### MATERIAL PROVIDED
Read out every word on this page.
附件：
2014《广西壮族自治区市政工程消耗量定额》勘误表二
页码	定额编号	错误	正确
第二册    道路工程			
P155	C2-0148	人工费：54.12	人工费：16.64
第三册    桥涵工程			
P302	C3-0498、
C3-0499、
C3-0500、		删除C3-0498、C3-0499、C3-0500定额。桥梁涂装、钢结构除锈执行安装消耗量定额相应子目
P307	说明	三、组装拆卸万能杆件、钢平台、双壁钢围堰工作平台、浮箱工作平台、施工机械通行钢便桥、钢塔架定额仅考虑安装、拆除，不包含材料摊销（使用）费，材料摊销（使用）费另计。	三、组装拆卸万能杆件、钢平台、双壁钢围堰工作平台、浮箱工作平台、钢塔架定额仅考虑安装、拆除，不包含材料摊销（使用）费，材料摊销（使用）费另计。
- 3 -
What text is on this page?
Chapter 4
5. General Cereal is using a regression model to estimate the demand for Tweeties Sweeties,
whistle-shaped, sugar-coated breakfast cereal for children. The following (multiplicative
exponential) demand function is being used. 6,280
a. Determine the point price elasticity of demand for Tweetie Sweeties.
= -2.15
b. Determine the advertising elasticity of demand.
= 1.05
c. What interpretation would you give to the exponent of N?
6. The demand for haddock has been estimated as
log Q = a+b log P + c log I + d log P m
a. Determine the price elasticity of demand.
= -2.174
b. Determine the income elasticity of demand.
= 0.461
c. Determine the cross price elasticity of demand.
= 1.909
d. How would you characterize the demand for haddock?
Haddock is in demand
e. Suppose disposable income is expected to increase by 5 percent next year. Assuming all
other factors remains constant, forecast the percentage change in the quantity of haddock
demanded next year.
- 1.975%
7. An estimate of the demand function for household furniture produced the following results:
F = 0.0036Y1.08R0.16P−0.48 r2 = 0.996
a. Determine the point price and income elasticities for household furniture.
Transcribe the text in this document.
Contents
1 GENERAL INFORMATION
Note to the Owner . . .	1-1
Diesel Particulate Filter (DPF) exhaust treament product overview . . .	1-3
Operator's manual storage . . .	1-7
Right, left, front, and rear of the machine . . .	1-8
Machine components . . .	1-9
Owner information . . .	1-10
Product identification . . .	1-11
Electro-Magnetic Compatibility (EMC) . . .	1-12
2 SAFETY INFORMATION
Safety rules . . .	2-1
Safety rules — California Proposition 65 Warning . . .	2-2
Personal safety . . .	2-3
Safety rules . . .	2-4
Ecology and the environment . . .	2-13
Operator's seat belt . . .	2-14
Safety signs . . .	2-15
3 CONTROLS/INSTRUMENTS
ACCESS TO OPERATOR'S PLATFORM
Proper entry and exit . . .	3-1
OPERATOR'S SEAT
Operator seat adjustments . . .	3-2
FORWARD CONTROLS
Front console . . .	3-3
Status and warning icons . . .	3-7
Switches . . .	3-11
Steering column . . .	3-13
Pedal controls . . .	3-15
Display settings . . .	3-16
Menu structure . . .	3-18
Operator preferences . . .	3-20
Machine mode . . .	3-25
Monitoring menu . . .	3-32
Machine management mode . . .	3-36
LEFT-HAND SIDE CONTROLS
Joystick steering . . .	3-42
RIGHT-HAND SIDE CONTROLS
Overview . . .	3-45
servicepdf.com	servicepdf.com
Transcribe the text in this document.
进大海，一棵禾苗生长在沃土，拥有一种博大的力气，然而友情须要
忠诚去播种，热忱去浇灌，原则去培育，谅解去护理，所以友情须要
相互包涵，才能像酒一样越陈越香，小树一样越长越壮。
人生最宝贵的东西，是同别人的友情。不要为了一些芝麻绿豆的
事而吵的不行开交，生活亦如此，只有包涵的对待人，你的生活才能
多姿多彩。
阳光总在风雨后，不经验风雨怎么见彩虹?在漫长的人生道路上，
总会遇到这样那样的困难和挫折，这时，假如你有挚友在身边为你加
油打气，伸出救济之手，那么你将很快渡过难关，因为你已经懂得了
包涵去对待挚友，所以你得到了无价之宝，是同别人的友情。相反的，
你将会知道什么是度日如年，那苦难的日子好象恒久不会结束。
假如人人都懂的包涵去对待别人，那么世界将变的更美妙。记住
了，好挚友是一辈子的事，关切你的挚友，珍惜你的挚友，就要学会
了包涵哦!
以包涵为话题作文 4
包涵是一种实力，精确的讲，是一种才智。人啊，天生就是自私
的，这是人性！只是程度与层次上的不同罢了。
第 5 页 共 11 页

### YOUR TASK
Select all lines in the listing above where the word "would" appears, and show them.

### ANSWER TO THE PROBLEM
c. What interpretation would you give to the exponent of N?
d. How would you characterize the demand for haddock?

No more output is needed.